* **Exercise material**

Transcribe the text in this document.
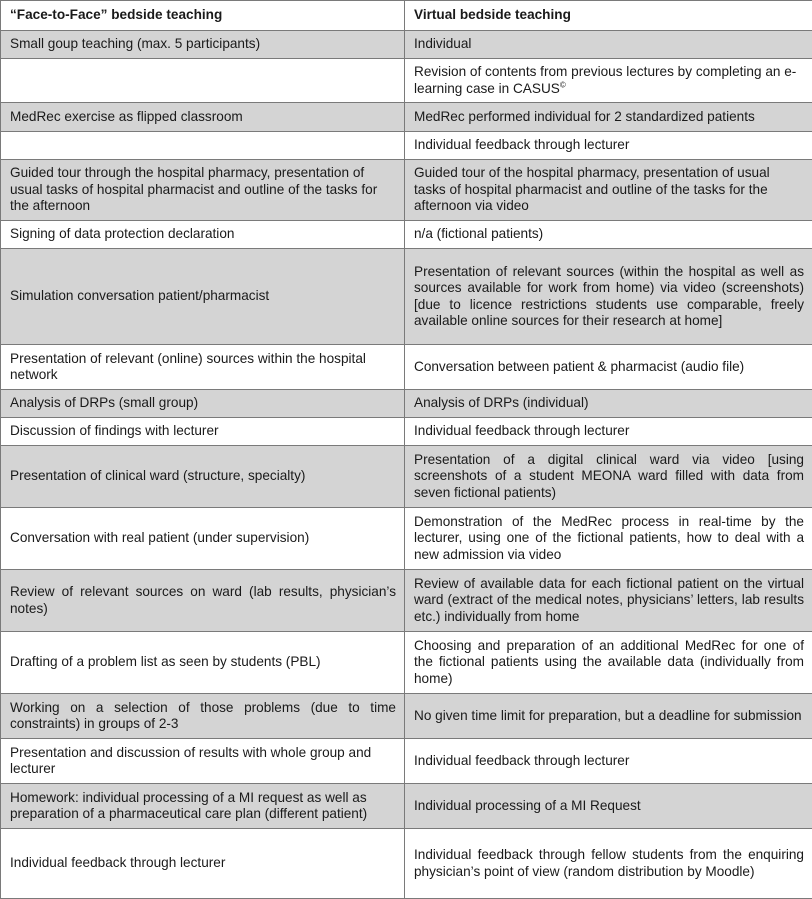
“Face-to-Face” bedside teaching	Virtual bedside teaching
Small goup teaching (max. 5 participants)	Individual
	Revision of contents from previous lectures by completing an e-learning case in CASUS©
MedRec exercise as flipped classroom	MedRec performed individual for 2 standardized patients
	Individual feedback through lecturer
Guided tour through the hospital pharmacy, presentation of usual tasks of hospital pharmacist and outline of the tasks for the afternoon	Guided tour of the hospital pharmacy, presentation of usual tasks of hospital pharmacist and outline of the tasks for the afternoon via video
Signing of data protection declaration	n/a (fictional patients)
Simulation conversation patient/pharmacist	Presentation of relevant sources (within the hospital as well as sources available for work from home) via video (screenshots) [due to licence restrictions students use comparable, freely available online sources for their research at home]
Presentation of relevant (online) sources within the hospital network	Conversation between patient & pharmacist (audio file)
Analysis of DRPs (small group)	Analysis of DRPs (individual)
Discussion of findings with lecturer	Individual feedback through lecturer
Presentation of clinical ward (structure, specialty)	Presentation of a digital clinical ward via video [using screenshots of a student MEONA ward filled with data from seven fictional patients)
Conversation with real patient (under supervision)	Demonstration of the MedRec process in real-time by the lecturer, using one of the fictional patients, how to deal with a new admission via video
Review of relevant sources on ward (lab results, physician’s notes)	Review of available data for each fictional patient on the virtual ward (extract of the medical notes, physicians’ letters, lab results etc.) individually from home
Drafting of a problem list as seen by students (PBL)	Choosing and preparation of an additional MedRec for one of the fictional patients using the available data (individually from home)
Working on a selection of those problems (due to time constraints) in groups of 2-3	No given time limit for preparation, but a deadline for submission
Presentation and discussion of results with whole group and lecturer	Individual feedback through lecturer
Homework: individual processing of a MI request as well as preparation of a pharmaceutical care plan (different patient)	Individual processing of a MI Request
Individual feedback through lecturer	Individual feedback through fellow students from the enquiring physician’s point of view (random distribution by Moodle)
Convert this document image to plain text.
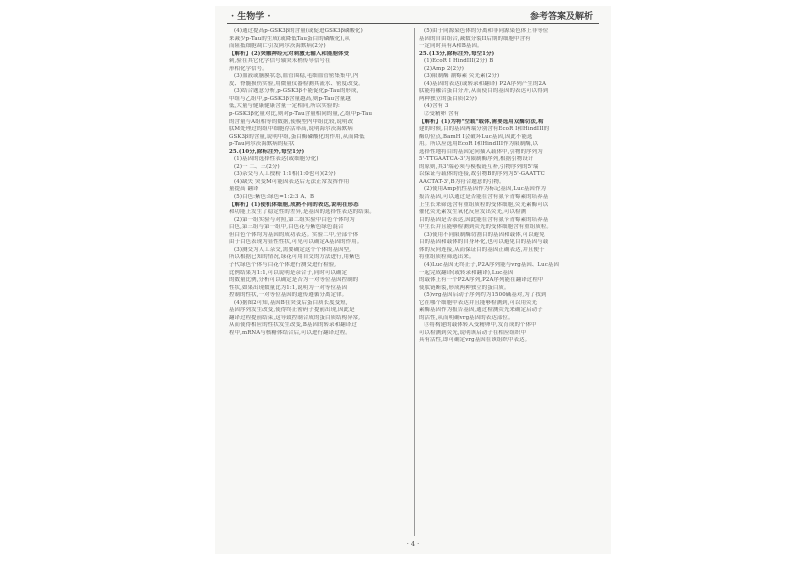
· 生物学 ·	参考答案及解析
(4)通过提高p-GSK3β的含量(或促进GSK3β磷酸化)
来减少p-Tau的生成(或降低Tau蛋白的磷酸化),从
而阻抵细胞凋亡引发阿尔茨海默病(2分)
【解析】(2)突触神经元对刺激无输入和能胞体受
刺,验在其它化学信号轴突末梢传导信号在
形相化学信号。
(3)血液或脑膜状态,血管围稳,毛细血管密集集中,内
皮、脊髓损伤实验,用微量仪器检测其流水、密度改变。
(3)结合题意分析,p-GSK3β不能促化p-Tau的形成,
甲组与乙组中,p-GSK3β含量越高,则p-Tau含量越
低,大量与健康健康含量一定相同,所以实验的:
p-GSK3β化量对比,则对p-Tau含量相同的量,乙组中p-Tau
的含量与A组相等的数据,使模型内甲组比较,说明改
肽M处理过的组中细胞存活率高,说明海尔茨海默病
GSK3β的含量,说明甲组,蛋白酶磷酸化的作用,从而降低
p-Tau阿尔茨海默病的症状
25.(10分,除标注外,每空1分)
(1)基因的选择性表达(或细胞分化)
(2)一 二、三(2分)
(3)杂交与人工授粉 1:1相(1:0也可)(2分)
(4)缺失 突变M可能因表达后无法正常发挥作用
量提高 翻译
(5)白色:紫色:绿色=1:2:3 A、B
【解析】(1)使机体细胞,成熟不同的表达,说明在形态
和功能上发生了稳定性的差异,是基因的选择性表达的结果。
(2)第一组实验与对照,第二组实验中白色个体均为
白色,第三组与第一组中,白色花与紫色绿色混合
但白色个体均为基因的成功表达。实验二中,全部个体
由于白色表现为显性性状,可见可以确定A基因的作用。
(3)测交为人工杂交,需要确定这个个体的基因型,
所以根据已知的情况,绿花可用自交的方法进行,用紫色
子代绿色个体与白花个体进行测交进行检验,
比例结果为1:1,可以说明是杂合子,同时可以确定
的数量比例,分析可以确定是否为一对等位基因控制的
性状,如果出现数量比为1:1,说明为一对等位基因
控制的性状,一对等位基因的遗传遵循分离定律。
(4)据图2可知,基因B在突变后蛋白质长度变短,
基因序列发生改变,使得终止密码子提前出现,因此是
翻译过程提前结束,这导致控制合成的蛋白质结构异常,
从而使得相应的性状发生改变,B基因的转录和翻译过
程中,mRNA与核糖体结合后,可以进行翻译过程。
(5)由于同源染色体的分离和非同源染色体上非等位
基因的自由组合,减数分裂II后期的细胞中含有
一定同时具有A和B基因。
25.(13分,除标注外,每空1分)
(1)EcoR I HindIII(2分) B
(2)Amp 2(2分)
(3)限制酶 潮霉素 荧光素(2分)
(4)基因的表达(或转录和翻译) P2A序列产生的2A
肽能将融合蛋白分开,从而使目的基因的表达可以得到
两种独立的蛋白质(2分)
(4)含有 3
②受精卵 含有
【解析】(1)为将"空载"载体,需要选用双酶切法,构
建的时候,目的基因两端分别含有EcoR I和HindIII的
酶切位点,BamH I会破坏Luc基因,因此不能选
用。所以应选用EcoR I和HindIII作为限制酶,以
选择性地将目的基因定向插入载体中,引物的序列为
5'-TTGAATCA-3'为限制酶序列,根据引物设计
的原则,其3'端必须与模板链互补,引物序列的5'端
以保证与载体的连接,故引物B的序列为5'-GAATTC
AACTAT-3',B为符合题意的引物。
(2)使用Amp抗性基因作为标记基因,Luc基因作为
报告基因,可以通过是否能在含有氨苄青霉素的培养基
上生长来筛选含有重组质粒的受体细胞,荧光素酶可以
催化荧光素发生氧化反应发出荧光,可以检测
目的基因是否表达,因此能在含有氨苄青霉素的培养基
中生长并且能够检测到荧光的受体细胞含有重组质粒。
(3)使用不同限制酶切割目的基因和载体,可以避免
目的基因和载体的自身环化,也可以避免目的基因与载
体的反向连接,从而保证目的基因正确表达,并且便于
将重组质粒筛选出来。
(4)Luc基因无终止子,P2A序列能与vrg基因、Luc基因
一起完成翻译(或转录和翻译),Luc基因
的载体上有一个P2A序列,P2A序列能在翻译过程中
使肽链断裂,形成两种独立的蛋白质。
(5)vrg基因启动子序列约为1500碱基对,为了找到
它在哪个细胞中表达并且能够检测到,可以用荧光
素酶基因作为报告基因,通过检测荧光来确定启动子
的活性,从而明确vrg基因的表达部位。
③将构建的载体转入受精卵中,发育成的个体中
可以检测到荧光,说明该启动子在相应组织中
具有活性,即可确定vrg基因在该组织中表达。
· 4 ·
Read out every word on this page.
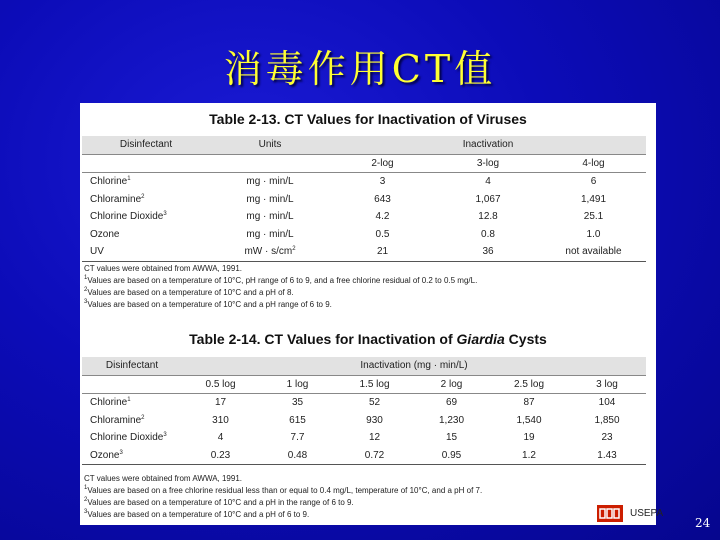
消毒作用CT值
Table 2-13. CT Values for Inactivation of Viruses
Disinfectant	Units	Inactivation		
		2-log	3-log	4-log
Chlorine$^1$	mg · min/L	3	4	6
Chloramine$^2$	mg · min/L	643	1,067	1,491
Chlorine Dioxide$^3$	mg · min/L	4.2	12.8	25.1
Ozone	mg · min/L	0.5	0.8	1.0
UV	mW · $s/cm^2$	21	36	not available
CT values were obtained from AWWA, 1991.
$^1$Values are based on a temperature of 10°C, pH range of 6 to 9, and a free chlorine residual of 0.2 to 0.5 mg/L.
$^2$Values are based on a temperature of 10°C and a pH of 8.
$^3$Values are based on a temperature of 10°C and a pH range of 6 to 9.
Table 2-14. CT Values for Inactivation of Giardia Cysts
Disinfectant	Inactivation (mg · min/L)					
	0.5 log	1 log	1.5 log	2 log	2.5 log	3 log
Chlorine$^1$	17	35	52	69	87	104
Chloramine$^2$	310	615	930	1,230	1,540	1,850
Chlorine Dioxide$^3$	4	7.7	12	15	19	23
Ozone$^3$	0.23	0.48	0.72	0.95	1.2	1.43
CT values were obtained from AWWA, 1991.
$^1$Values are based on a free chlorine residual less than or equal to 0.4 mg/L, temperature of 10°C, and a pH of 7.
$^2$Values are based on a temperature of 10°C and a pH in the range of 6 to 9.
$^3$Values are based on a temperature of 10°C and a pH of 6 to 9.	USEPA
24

...

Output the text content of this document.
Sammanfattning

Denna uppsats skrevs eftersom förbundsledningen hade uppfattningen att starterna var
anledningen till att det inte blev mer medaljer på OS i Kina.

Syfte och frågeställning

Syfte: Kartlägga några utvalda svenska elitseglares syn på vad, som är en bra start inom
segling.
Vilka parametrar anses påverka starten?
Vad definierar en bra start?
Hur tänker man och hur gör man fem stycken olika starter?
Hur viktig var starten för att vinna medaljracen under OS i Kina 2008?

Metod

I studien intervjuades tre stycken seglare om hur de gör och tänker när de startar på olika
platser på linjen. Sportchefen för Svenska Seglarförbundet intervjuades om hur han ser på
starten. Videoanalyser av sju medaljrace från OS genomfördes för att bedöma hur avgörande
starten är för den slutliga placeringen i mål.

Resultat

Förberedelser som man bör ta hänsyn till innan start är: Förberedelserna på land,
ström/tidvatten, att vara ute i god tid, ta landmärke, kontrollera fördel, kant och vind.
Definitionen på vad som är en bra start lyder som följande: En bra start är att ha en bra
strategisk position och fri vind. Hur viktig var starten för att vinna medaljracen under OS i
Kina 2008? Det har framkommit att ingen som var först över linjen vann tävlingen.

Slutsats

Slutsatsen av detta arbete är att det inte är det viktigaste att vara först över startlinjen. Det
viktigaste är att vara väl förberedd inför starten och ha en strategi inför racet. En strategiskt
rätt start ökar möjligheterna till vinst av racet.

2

* **Directions**
Work out how many lines in the records above hold the string "或转录和翻译", then give only that count.

* **Answer to the problem**
2